— BEGIN The data —

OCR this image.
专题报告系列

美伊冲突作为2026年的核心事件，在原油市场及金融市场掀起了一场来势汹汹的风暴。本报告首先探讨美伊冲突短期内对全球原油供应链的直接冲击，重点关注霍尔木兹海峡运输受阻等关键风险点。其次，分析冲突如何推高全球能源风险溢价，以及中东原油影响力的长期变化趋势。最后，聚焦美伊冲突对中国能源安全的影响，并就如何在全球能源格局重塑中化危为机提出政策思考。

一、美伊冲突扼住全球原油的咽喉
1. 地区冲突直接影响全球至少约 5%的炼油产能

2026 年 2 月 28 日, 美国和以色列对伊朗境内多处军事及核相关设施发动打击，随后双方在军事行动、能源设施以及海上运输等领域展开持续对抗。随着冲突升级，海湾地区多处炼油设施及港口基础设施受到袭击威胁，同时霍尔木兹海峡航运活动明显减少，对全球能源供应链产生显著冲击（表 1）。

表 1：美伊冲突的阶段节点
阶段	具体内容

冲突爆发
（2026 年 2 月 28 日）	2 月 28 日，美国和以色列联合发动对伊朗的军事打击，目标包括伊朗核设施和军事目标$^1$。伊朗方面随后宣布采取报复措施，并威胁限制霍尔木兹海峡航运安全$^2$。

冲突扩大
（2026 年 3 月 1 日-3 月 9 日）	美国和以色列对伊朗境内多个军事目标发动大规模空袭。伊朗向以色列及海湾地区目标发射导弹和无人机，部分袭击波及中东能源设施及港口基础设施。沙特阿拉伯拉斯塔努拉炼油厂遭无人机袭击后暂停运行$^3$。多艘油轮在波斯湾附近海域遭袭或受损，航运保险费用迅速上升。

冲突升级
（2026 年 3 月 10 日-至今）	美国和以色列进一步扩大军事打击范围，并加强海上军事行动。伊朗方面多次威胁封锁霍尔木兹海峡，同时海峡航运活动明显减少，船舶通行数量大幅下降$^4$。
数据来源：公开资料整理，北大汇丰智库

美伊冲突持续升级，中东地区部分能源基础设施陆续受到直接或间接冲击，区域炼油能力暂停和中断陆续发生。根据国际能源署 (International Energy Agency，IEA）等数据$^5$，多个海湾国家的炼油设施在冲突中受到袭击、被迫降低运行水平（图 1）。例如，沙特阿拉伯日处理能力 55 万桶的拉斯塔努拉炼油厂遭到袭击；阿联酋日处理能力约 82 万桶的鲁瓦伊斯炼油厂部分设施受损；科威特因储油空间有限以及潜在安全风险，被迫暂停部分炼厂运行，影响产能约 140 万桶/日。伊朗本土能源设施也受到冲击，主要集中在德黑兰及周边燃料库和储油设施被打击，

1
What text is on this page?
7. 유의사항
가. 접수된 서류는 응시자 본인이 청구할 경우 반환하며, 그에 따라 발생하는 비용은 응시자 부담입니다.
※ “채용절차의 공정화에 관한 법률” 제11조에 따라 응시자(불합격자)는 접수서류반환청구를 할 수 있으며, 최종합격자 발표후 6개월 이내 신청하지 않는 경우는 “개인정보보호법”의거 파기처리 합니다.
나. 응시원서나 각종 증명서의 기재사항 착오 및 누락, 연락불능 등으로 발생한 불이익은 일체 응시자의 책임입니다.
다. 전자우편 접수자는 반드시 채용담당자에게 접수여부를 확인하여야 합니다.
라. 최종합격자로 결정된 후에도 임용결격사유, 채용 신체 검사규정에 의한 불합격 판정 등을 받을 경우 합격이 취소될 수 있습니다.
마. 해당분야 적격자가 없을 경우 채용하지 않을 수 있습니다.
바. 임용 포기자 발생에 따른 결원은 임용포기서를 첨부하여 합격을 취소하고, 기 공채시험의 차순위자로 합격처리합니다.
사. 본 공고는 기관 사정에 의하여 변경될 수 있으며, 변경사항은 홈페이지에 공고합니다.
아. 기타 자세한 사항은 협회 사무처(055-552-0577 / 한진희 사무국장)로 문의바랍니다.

— END The data —

> Task objective: Select the lines in this material that hold the word "있습니다", leaving none out.

> Complete answer:
라. 최종합격자로 결정된 후에도 임용결격사유, 채용 신체 검사규정에 의한 불합격 판정 등을 받을 경우 합격이 취소될 수 있습니다.
마. 해당분야 적격자가 없을 경우 채용하지 않을 수 있습니다.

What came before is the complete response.